Lily James as Pamela Anderson and Sebastian Stan as Tommy Lee in Pam & Tommy.
Giving it their all … Lily James and Sebastian Stan in Pam & Tommy. Photograph: Erin Simkin/Hulu

Giving each character all that screen time lets us add layers to who they are and their motivations: did I need to know Gauthier is still pining for an ex and Lee is dreading the rise of Seattle grunge? How much of Anderson’s barely seen frailty after being dismissed on the Baywatch set did I really need to see? But in an era of Marvel megamovies (also starring Stan, also available on Disney+), it’s nice to watch something that doesn’t just assign goodies and baddies. We spend eight hours learning various shades of gray while Rogen wears a sick mullet and gets a succession of big fits off. That’s what TV can do that films can’t.

▶ _RECORDED INFORMATION_:
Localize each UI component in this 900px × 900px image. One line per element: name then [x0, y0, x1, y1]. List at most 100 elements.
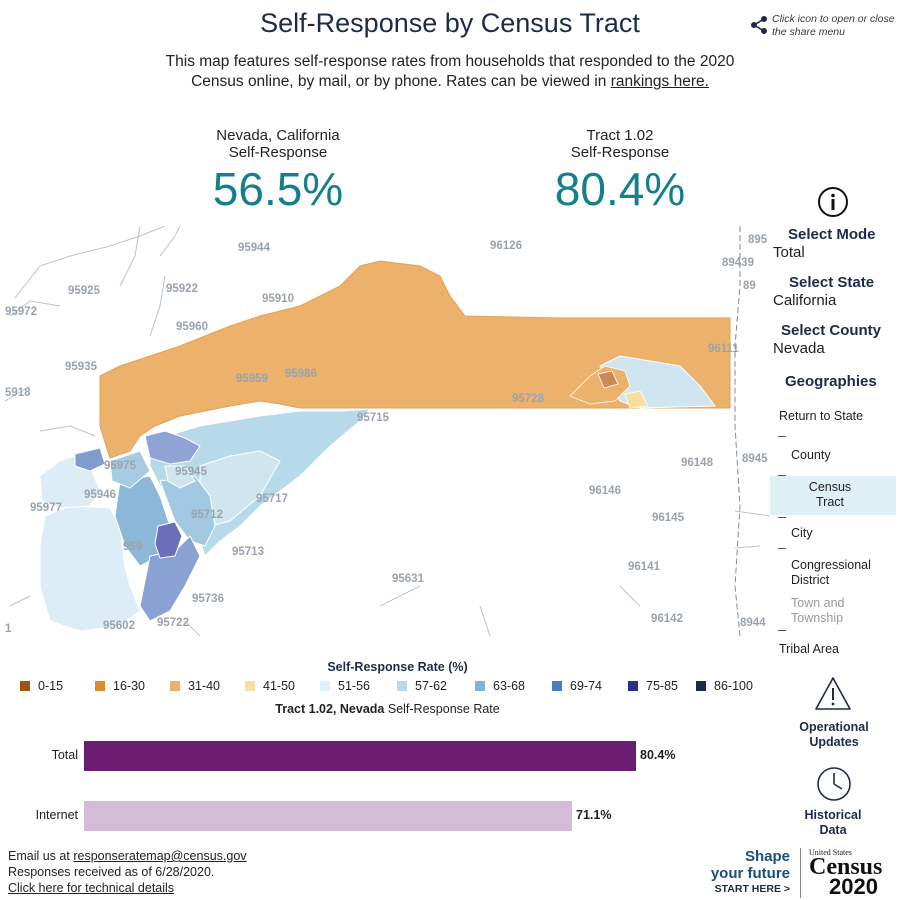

▶ _WHAT YOU WILL DO_:
1: Give every full name of a person that appears in the two captions at the top of the Pam & Tommy review.
2: According to the Pam & Tommy review, what is Lee dreading?
3: Resume the review of Pam & Tommy after its final sentence.

▶ _WRITTEN RESPONSES_:
1: Lily James, Pamela Anderson, Sebastian Stan, Tommy Lee, Erin Simkin

2: The rise of Seattle grunge.

3:
Here’s another thing TV can do that films would struggle with: an extended sequence in which Stan talks to his own CGI penis (the “mouth” of the penis is exactly what you think it is). I suppose this is what Disney started the Star umbrella for: to get away from all-ages kids movies and show people on ecstasy having sex in a bath, which is most of episode two. Again, I back the gratuitousness of it: if you’re going to pivot to adult themes after 70-plus years of Snow White, go hard or go home. You do sort of feel like that high, shrieking sound is Walt Disney’s snap-frozen head revolving at high speed, but that’s not a problem for me to solve. That’s for Disneyland to figure out how to make a rollercoaster out of this series, somehow.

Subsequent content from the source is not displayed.